(A block of data)
-*-

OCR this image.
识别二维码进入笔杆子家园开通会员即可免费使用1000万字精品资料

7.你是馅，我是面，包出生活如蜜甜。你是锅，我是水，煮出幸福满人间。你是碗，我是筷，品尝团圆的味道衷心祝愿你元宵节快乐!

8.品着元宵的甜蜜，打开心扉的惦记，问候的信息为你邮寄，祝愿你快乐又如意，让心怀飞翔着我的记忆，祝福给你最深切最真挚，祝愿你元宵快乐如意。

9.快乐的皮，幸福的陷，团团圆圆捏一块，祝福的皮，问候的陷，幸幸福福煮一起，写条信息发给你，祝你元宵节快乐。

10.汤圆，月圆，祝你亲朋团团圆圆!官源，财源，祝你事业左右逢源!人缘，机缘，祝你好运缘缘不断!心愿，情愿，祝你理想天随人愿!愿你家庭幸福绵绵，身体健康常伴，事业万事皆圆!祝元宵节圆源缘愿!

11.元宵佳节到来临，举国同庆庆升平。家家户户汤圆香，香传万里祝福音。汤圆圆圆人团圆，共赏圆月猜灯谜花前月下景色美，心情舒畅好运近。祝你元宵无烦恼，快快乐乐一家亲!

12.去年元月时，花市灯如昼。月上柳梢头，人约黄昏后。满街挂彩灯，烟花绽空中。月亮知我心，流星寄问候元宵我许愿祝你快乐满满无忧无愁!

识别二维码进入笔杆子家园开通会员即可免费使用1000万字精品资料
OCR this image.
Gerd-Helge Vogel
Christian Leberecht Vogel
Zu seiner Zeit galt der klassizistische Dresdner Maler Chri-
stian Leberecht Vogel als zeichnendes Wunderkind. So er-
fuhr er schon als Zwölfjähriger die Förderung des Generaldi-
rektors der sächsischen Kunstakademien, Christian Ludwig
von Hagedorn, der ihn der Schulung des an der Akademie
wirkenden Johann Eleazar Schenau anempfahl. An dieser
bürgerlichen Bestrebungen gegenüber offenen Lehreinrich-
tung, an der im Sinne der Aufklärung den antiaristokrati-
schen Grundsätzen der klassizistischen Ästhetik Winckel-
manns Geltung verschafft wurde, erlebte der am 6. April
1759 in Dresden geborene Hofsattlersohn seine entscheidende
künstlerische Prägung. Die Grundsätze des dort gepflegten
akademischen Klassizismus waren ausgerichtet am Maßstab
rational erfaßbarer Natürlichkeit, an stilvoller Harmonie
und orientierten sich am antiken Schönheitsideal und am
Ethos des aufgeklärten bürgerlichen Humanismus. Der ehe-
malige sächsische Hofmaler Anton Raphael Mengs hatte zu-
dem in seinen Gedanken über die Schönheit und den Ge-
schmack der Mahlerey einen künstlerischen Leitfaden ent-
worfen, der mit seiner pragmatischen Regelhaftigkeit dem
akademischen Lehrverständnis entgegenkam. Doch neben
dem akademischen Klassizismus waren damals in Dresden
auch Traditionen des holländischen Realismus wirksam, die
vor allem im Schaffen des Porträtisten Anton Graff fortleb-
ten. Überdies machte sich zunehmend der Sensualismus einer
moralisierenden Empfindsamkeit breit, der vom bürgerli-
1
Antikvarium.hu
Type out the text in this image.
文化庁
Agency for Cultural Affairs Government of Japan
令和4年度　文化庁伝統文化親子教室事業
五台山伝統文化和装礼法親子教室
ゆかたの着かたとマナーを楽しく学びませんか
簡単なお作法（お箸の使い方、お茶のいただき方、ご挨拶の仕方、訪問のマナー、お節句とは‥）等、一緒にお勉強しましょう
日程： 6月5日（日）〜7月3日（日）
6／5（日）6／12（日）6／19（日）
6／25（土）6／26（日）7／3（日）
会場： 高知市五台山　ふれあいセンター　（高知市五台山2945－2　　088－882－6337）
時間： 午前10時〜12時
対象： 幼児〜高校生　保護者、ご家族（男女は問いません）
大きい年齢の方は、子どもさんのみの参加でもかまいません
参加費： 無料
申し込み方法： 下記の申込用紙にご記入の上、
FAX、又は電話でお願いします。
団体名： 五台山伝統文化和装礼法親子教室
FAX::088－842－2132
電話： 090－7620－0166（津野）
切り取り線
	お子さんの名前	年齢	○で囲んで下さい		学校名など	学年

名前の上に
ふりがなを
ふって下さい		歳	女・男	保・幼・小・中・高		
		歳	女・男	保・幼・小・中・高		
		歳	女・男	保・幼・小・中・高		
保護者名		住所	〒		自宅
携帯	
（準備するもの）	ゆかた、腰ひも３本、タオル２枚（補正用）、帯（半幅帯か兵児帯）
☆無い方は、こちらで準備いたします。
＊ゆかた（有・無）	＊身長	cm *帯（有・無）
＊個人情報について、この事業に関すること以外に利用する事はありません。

-*-

**EXERCISE:** Search the lines for the word "akademischen" and report how many contain it, by number only.

**ANSWER TO THIS PROBLEM:** 3